EXCERPT PROVIDED ▸
- - -

Notation 2016, No.3 »The Mandrake«

Taken from Paul Christian's The History and Practice of Magic (first published in France in 1870):
„Would you like to make a Mandragora, as powerful as the homunculus (little man in a bottle) so praised by Paracelsus? Then find a root of the plant called bryony. Take it out of the ground on a Monday (the day of the moon), a little time after the vernal equinox. Cut off the ends of the root and bury it at night in some country churchyard in a dead man's grave. For 30 days, water it with cow's milk in which three bats have been drowned. When the 31st day arrives, take out the root in the middle of the night and dry it in an oven heated with branches of verbena; then wrap it up in a piece of a dead man's winding-sheet and carry it with you everywhere.

William Shakespeare (1564-1616): 
…from Othello: 
„Not poppy, nor mandragora,
Nor all the drowsy syrups of the world,
Shall ever medicine thee to that sweet sleep
Which thou owedst yesterday."

…from Antony and Cleopatra:
"Give me to drink mandragora ...
That I might sleep out this great gap of time
My Antony is away."

…King Henry VI part II:
"Shrieks like mandrakes' torn out of the earth."
Shakespeare: Romeo and Juliet IV.iii
"Would curses kill, as doth the mandrake's groan"

- - -

EXERCISES TO COMPLETE ▸
A - List every Shakespeare play quoted in the mandrake notation.
B - According to the mandrake notation, what fuel heats the oven in which the root is dried?
C - From the mandrake notation, reproduce the passage that begins with the words "Taken from Paul" and ends with "with you everywhere.".

Records from a dataset:
- - -

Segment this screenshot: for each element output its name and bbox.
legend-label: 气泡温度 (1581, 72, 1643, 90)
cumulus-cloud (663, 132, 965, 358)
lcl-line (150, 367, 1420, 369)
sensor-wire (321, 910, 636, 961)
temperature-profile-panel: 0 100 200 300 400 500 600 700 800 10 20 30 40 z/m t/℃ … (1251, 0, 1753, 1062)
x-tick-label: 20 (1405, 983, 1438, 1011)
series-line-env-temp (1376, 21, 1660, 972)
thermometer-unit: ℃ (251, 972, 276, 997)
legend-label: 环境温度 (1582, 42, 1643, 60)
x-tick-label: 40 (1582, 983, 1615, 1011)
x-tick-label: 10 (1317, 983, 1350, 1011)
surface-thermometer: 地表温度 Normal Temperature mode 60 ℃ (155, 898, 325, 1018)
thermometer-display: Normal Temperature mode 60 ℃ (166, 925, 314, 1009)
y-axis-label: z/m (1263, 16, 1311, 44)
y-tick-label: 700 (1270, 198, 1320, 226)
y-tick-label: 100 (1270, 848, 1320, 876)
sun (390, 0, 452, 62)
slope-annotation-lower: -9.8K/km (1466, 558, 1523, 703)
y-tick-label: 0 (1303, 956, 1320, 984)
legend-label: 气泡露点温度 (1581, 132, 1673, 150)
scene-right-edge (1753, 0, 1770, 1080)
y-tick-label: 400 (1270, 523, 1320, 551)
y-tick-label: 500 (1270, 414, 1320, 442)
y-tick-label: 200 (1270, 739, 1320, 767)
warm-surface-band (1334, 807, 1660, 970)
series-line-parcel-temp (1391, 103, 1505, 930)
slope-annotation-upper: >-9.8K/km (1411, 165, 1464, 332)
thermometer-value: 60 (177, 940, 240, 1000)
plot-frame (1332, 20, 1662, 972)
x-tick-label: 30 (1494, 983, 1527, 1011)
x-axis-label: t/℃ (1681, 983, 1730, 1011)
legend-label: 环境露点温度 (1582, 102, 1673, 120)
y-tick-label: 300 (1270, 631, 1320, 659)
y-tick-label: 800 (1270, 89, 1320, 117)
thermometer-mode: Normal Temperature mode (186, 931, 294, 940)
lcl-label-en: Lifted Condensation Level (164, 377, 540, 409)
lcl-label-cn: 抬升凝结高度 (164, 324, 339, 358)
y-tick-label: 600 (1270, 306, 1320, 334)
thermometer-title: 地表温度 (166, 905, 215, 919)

- - -

EXERCISE SOLUTIONS ▸
A - Othello; Antony and Cleopatra; King Henry VI part II; Romeo and Juliet

B - Branches of verbena.

C -
Taken from Paul Christian's The History and Practice of Magic (first published in France in 1870):
„Would you like to make a Mandragora, as powerful as the homunculus (little man in a bottle) so praised by Paracelsus? Then find a root of the plant called bryony. Take it out of the ground on a Monday (the day of the moon), a little time after the vernal equinox. Cut off the ends of the root and bury it at night in some country churchyard in a dead man's grave. For 30 days, water it with cow's milk in which three bats have been drowned. When the 31st day arrives, take out the root in the middle of the night and dry it in an oven heated with branches of verbena; then wrap it up in a piece of a dead man's winding-sheet and carry it with you everywhere.